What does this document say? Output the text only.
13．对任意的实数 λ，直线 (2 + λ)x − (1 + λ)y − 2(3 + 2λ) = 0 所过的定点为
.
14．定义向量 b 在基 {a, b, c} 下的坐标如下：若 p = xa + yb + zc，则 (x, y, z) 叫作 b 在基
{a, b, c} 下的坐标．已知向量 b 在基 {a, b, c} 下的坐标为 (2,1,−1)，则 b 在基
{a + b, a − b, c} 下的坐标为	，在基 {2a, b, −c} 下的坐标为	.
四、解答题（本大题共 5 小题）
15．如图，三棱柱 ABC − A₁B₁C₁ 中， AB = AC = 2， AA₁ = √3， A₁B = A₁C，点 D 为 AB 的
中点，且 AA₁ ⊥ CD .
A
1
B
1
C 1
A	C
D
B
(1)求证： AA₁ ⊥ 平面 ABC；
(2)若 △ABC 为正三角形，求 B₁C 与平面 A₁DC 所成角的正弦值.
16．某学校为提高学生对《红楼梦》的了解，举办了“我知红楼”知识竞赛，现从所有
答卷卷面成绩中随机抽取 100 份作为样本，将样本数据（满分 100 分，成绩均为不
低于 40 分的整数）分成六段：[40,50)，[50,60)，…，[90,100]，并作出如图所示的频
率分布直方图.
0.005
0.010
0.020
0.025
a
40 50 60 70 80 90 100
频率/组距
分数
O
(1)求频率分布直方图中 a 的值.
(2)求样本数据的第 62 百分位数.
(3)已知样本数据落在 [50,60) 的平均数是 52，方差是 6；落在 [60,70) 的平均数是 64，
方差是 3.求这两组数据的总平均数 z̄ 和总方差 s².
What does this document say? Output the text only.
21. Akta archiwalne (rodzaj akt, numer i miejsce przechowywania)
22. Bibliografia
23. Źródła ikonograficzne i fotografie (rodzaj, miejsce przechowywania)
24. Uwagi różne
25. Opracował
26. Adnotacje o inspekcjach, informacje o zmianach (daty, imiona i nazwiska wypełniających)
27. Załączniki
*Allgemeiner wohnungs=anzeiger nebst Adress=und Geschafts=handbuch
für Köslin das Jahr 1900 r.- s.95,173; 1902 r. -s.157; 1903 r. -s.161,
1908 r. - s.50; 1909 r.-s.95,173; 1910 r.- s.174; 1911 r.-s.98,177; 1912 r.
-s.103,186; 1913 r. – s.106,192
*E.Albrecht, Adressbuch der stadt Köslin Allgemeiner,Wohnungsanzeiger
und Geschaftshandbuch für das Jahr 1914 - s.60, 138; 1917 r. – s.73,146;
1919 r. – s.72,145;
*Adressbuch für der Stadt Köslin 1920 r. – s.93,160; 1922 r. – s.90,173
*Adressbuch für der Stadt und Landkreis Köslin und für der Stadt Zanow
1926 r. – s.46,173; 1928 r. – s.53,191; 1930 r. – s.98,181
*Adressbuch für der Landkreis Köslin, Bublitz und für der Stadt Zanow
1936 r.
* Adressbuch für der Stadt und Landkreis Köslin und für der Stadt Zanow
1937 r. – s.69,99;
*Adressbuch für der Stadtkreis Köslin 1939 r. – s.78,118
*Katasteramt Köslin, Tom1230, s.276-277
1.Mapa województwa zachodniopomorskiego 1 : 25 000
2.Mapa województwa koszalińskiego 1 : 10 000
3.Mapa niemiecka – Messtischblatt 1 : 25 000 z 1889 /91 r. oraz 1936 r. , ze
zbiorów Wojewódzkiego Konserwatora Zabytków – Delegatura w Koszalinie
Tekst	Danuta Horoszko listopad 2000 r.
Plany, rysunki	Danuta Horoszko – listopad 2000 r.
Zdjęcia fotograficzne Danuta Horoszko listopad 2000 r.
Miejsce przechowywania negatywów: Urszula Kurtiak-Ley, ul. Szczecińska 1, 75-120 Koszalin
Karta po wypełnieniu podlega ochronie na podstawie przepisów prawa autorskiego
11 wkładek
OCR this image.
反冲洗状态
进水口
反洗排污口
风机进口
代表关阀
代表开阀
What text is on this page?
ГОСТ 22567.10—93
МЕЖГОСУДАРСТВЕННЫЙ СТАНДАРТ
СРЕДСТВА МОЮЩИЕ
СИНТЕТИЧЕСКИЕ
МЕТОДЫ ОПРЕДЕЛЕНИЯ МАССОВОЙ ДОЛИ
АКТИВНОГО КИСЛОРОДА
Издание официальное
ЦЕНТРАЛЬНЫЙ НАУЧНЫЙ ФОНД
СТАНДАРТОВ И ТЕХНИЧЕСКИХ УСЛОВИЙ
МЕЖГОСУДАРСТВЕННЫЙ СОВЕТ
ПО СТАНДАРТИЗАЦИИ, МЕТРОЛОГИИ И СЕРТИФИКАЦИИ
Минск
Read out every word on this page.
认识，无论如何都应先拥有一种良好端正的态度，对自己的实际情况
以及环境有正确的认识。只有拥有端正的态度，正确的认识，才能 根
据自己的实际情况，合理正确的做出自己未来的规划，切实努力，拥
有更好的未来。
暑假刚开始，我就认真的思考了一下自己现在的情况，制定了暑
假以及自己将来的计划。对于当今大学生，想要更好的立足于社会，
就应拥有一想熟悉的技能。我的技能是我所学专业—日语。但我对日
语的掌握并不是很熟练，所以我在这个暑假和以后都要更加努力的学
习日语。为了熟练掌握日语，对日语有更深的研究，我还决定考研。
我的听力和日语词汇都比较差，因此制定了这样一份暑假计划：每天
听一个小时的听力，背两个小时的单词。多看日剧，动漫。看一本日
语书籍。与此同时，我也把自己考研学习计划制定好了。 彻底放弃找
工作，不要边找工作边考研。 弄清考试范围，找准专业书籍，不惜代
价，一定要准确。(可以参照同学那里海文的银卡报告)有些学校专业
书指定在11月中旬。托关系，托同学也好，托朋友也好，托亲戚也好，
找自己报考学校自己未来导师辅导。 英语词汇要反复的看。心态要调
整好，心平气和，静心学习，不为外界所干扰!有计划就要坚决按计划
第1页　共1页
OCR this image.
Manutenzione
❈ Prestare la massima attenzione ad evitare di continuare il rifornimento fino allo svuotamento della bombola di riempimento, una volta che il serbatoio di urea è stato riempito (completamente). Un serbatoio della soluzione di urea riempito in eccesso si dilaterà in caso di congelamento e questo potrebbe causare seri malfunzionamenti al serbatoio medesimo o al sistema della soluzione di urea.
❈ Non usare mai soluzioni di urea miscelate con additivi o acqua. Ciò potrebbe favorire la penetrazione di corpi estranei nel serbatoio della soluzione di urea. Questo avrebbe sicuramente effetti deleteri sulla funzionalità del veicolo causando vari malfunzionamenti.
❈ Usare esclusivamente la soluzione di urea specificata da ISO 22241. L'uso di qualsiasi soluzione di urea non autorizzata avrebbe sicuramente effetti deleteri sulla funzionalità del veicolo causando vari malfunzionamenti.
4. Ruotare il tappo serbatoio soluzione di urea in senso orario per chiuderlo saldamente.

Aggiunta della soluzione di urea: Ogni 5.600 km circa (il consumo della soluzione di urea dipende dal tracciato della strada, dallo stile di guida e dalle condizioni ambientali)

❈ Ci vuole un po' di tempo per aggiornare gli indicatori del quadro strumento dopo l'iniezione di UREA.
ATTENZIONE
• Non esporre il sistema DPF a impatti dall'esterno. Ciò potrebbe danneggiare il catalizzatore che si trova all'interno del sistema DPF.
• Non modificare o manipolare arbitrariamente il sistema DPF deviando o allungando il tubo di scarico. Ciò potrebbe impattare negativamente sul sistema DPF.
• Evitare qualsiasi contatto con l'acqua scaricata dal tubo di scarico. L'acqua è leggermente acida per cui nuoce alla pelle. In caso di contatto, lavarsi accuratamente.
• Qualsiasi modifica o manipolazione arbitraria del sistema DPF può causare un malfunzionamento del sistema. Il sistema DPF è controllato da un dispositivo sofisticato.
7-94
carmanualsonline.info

━━━━━━━━━━━━━━━━

* [Given problem] Find every line in the records that contains the word "causando"; copy those lines.

* [Task solution]
❈ Non usare mai soluzioni di urea miscelate con additivi o acqua. Ciò potrebbe favorire la penetrazione di corpi estranei nel serbatoio della soluzione di urea. Questo avrebbe sicuramente effetti deleteri sulla funzionalità del veicolo causando vari malfunzionamenti.
❈ Usare esclusivamente la soluzione di urea specificata da ISO 22241. L'uso di qualsiasi soluzione di urea non autorizzata avrebbe sicuramente effetti deleteri sulla funzionalità del veicolo causando vari malfunzionamenti.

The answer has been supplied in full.